▶ Problem to solve
Which lines hold the word "name"? Copy each of them.

╔══

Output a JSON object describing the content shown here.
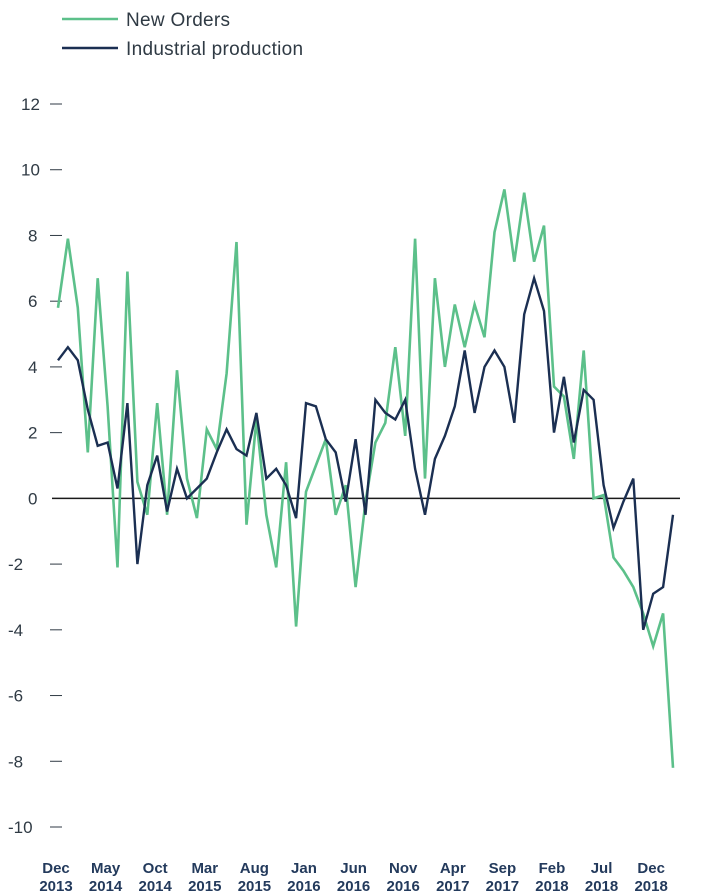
{
  "chart_data": {
    "type": "line",
    "colors": {
      "new_orders": "#5cc08a",
      "industrial_production": "#1b2f52",
      "zero_line": "#1a1a1a"
    },
    "legend": [
      "New Orders",
      "Industrial production"
    ],
    "ylim": [
      -10,
      12
    ],
    "yticks": [
      12,
      10,
      8,
      6,
      4,
      2,
      0,
      -2,
      -4,
      -6,
      -8,
      -10
    ],
    "xtick_labels": [
      {
        "month": "Dec",
        "year": "2013"
      },
      {
        "month": "May",
        "year": "2014"
      },
      {
        "month": "Oct",
        "year": "2014"
      },
      {
        "month": "Mar",
        "year": "2015"
      },
      {
        "month": "Aug",
        "year": "2015"
      },
      {
        "month": "Jan",
        "year": "2016"
      },
      {
        "month": "Jun",
        "year": "2016"
      },
      {
        "month": "Nov",
        "year": "2016"
      },
      {
        "month": "Apr",
        "year": "2017"
      },
      {
        "month": "Sep",
        "year": "2017"
      },
      {
        "month": "Feb",
        "year": "2018"
      },
      {
        "month": "Jul",
        "year": "2018"
      },
      {
        "month": "Dec",
        "year": "2018"
      }
    ],
    "x_start": "Dec 2013",
    "x_end": "Dec 2018",
    "series": [
      {
        "name": "New Orders",
        "values": [
          5.8,
          7.9,
          5.8,
          1.4,
          6.7,
          2.8,
          -2.1,
          6.9,
          0.5,
          -0.5,
          2.9,
          -0.5,
          3.9,
          0.6,
          -0.6,
          2.1,
          1.5,
          3.8,
          7.8,
          -0.8,
          2.4,
          -0.5,
          -2.1,
          1.1,
          -3.9,
          0.2,
          1.0,
          1.8,
          -0.5,
          0.4,
          -2.7,
          -0.1,
          1.7,
          2.3,
          4.6,
          1.9,
          7.9,
          0.6,
          6.7,
          4.0,
          5.9,
          4.6,
          5.9,
          4.9,
          8.1,
          9.4,
          7.2,
          9.3,
          7.2,
          8.3,
          3.4,
          3.1,
          1.2,
          4.5,
          0.0,
          0.1,
          -1.8,
          -2.2,
          -2.7,
          -3.5,
          -4.5,
          -3.5,
          -8.2
        ]
      },
      {
        "name": "Industrial production",
        "values": [
          4.2,
          4.6,
          4.2,
          2.7,
          1.6,
          1.7,
          0.3,
          2.9,
          -2.0,
          0.4,
          1.3,
          -0.4,
          0.9,
          0.0,
          0.3,
          0.6,
          1.4,
          2.1,
          1.5,
          1.3,
          2.6,
          0.6,
          0.9,
          0.4,
          -0.6,
          2.9,
          2.8,
          1.8,
          1.4,
          -0.1,
          1.8,
          -0.5,
          3.0,
          2.6,
          2.4,
          3.0,
          0.9,
          -0.5,
          1.2,
          1.9,
          2.8,
          4.5,
          2.6,
          4.0,
          4.5,
          4.0,
          2.3,
          5.6,
          6.7,
          5.7,
          2.0,
          3.7,
          1.7,
          3.3,
          3.0,
          0.4,
          -0.9,
          -0.1,
          0.6,
          -4.0,
          -2.9,
          -2.7,
          -0.5
        ]
      }
    ]
  }
}
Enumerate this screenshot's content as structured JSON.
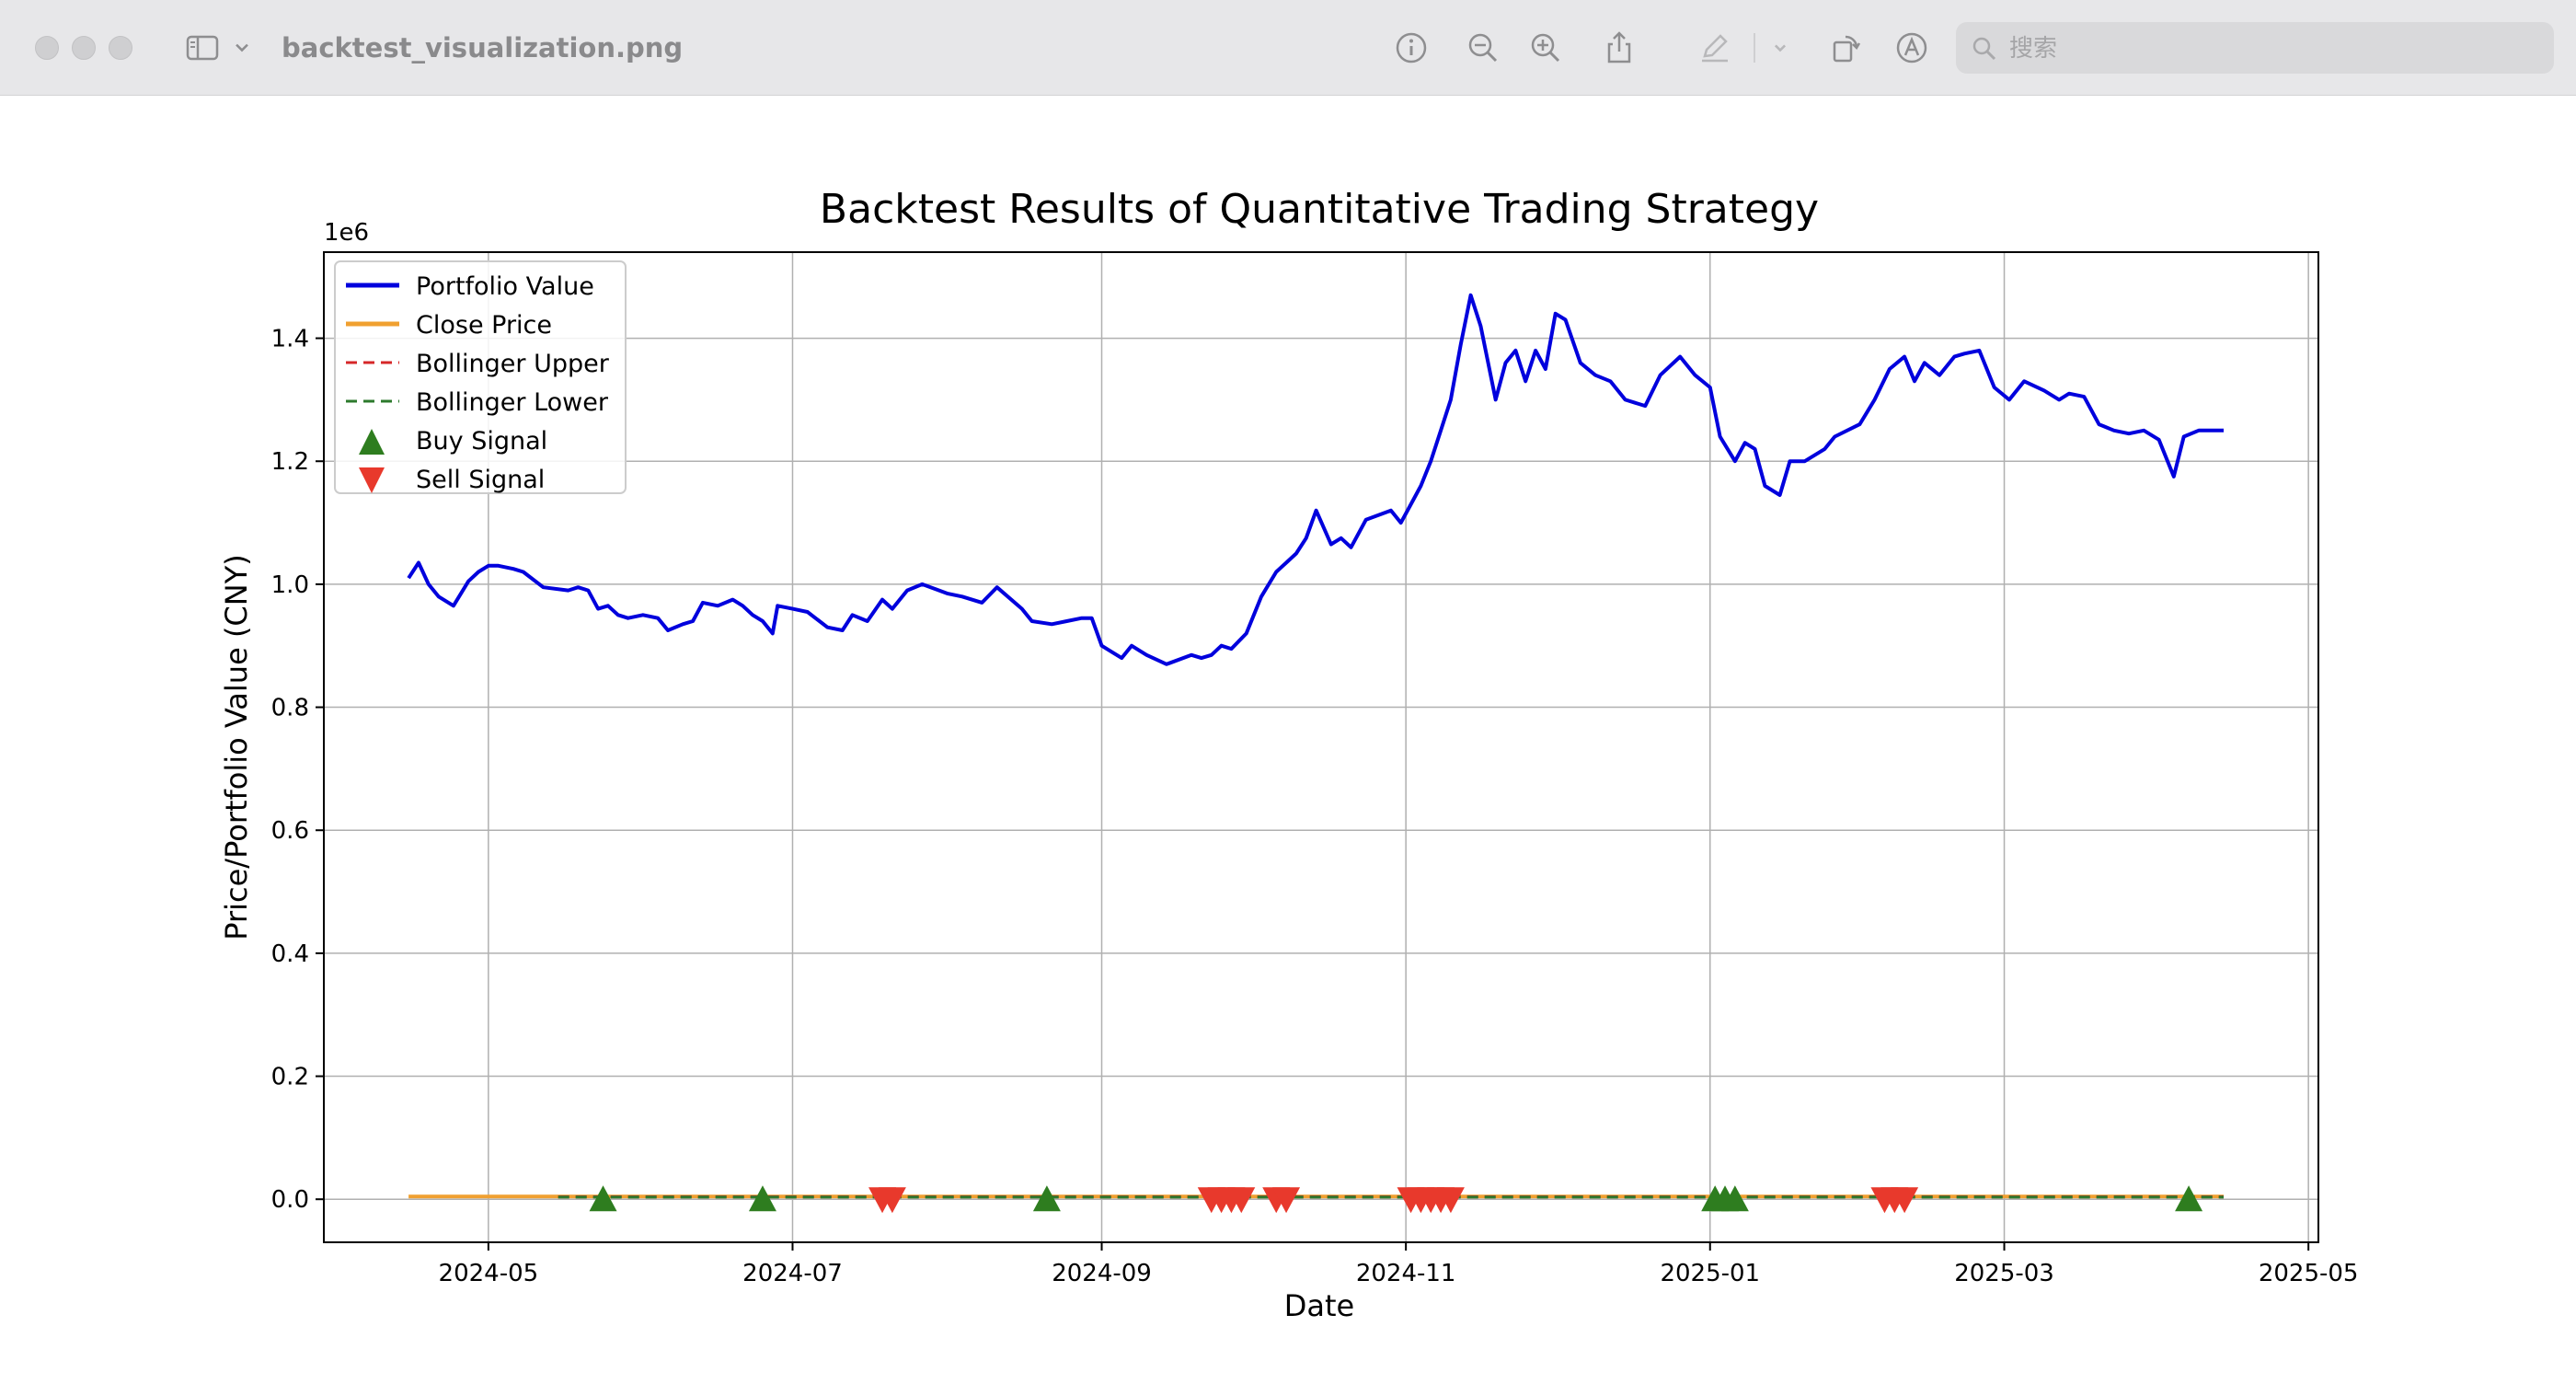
{
  "window": {
    "title": "backtest_visualization.png",
    "search_placeholder": "搜索",
    "toolbar_icons": [
      "sidebar-icon",
      "chevron-down-icon",
      "info-icon",
      "zoom-out-icon",
      "zoom-in-icon",
      "share-icon",
      "markup-pen-icon",
      "chevron-down-icon",
      "rotate-icon",
      "markup-circle-icon",
      "search-icon"
    ]
  },
  "colors": {
    "portfolio": "#0000dd",
    "close": "#f0a030",
    "upper": "#d62728",
    "lower": "#2c7a2c",
    "buy": "#2e7d1f",
    "sell": "#e8392c"
  },
  "chart_data": {
    "type": "line",
    "title": "Backtest Results of Quantitative Trading Strategy",
    "xlabel": "Date",
    "ylabel": "Price/Portfolio Value (CNY)",
    "y_offset_label": "1e6",
    "ylim": [
      -0.07,
      1.54
    ],
    "xlim": [
      "2024-03-29",
      "2025-05-03"
    ],
    "y_ticks": [
      0.0,
      0.2,
      0.4,
      0.6,
      0.8,
      1.0,
      1.2,
      1.4
    ],
    "y_tick_labels": [
      "0.0",
      "0.2",
      "0.4",
      "0.6",
      "0.8",
      "1.0",
      "1.2",
      "1.4"
    ],
    "x_ticks": [
      "2024-05-01",
      "2024-07-01",
      "2024-09-01",
      "2024-11-01",
      "2025-01-01",
      "2025-03-01",
      "2025-05-01"
    ],
    "x_tick_labels": [
      "2024-05",
      "2024-07",
      "2024-09",
      "2024-11",
      "2025-01",
      "2025-03",
      "2025-05"
    ],
    "grid": true,
    "legend_position": "top-left",
    "legend": [
      "Portfolio Value",
      "Close Price",
      "Bollinger Upper",
      "Bollinger Lower",
      "Buy Signal",
      "Sell Signal"
    ],
    "series": [
      {
        "name": "Portfolio Value",
        "x": [
          "2024-04-15",
          "2024-04-17",
          "2024-04-19",
          "2024-04-21",
          "2024-04-24",
          "2024-04-27",
          "2024-04-29",
          "2024-05-01",
          "2024-05-03",
          "2024-05-06",
          "2024-05-08",
          "2024-05-12",
          "2024-05-17",
          "2024-05-19",
          "2024-05-21",
          "2024-05-23",
          "2024-05-25",
          "2024-05-27",
          "2024-05-29",
          "2024-06-01",
          "2024-06-04",
          "2024-06-06",
          "2024-06-09",
          "2024-06-11",
          "2024-06-13",
          "2024-06-16",
          "2024-06-19",
          "2024-06-21",
          "2024-06-23",
          "2024-06-25",
          "2024-06-27",
          "2024-06-28",
          "2024-07-01",
          "2024-07-04",
          "2024-07-08",
          "2024-07-11",
          "2024-07-13",
          "2024-07-16",
          "2024-07-19",
          "2024-07-21",
          "2024-07-24",
          "2024-07-27",
          "2024-08-01",
          "2024-08-04",
          "2024-08-08",
          "2024-08-11",
          "2024-08-16",
          "2024-08-18",
          "2024-08-22",
          "2024-08-25",
          "2024-08-28",
          "2024-08-30",
          "2024-09-01",
          "2024-09-03",
          "2024-09-05",
          "2024-09-07",
          "2024-09-10",
          "2024-09-14",
          "2024-09-19",
          "2024-09-21",
          "2024-09-23",
          "2024-09-25",
          "2024-09-27",
          "2024-09-30",
          "2024-10-03",
          "2024-10-06",
          "2024-10-10",
          "2024-10-12",
          "2024-10-14",
          "2024-10-17",
          "2024-10-19",
          "2024-10-21",
          "2024-10-24",
          "2024-10-29",
          "2024-10-31",
          "2024-11-02",
          "2024-11-04",
          "2024-11-06",
          "2024-11-08",
          "2024-11-10",
          "2024-11-12",
          "2024-11-14",
          "2024-11-16",
          "2024-11-19",
          "2024-11-21",
          "2024-11-23",
          "2024-11-25",
          "2024-11-27",
          "2024-11-29",
          "2024-12-01",
          "2024-12-03",
          "2024-12-06",
          "2024-12-09",
          "2024-12-12",
          "2024-12-15",
          "2024-12-19",
          "2024-12-22",
          "2024-12-26",
          "2024-12-29",
          "2025-01-01",
          "2025-01-03",
          "2025-01-06",
          "2025-01-08",
          "2025-01-10",
          "2025-01-12",
          "2025-01-15",
          "2025-01-17",
          "2025-01-20",
          "2025-01-24",
          "2025-01-26",
          "2025-01-31",
          "2025-02-03",
          "2025-02-06",
          "2025-02-09",
          "2025-02-11",
          "2025-02-13",
          "2025-02-16",
          "2025-02-19",
          "2025-02-21",
          "2025-02-24",
          "2025-02-27",
          "2025-03-02",
          "2025-03-05",
          "2025-03-09",
          "2025-03-12",
          "2025-03-14",
          "2025-03-17",
          "2025-03-20",
          "2025-03-23",
          "2025-03-26",
          "2025-03-29",
          "2025-04-01",
          "2025-04-04",
          "2025-04-06",
          "2025-04-09",
          "2025-04-12",
          "2025-04-14"
        ],
        "values": [
          1.01,
          1.035,
          1.0,
          0.98,
          0.965,
          1.005,
          1.02,
          1.03,
          1.03,
          1.025,
          1.02,
          0.995,
          0.99,
          0.995,
          0.99,
          0.96,
          0.965,
          0.95,
          0.945,
          0.95,
          0.945,
          0.925,
          0.935,
          0.94,
          0.97,
          0.965,
          0.975,
          0.965,
          0.95,
          0.94,
          0.92,
          0.965,
          0.96,
          0.955,
          0.93,
          0.925,
          0.95,
          0.94,
          0.975,
          0.96,
          0.99,
          1.0,
          0.985,
          0.98,
          0.97,
          0.995,
          0.96,
          0.94,
          0.935,
          0.94,
          0.945,
          0.945,
          0.9,
          0.89,
          0.88,
          0.9,
          0.885,
          0.87,
          0.885,
          0.88,
          0.885,
          0.9,
          0.895,
          0.92,
          0.98,
          1.02,
          1.05,
          1.075,
          1.12,
          1.065,
          1.075,
          1.06,
          1.105,
          1.12,
          1.1,
          1.13,
          1.16,
          1.2,
          1.25,
          1.3,
          1.39,
          1.47,
          1.42,
          1.3,
          1.36,
          1.38,
          1.33,
          1.38,
          1.35,
          1.44,
          1.43,
          1.36,
          1.34,
          1.33,
          1.3,
          1.29,
          1.34,
          1.37,
          1.34,
          1.32,
          1.24,
          1.2,
          1.23,
          1.22,
          1.16,
          1.145,
          1.2,
          1.2,
          1.22,
          1.24,
          1.26,
          1.3,
          1.35,
          1.37,
          1.33,
          1.36,
          1.34,
          1.37,
          1.375,
          1.38,
          1.32,
          1.3,
          1.33,
          1.315,
          1.3,
          1.31,
          1.305,
          1.26,
          1.25,
          1.245,
          1.25,
          1.235,
          1.175,
          1.24,
          1.25,
          1.25,
          1.25
        ]
      },
      {
        "name": "Close Price",
        "x": [
          "2024-04-15",
          "2025-04-14"
        ],
        "values": [
          0.0045,
          0.0045
        ]
      },
      {
        "name": "Bollinger Upper",
        "x": [
          "2024-05-15",
          "2025-04-14"
        ],
        "values": [
          0.004,
          0.004
        ]
      },
      {
        "name": "Bollinger Lower",
        "x": [
          "2024-05-15",
          "2025-04-14"
        ],
        "values": [
          0.0035,
          0.0035
        ]
      },
      {
        "name": "Buy Signal",
        "x": [
          "2024-05-24",
          "2024-06-25",
          "2024-08-21",
          "2025-01-02",
          "2025-01-04",
          "2025-01-06",
          "2025-04-07"
        ],
        "values": [
          0.0,
          0.0,
          0.0,
          0.0,
          0.0,
          0.0,
          0.0
        ]
      },
      {
        "name": "Sell Signal",
        "x": [
          "2024-07-19",
          "2024-07-21",
          "2024-09-23",
          "2024-09-25",
          "2024-09-27",
          "2024-09-29",
          "2024-10-06",
          "2024-10-08",
          "2024-11-02",
          "2024-11-04",
          "2024-11-06",
          "2024-11-08",
          "2024-11-10",
          "2025-02-05",
          "2025-02-07",
          "2025-02-09"
        ],
        "values": [
          0.0,
          0.0,
          0.0,
          0.0,
          0.0,
          0.0,
          0.0,
          0.0,
          0.0,
          0.0,
          0.0,
          0.0,
          0.0,
          0.0,
          0.0,
          0.0
        ]
      }
    ]
  }
}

╚══

▶ Finished exercise
        "name": "New Orders",
        "name": "Industrial production",
        "name": "Portfolio Value",
        "name": "Close Price",
        "name": "Bollinger Upper",
        "name": "Bollinger Lower",
        "name": "Buy Signal",
        "name": "Sell Signal",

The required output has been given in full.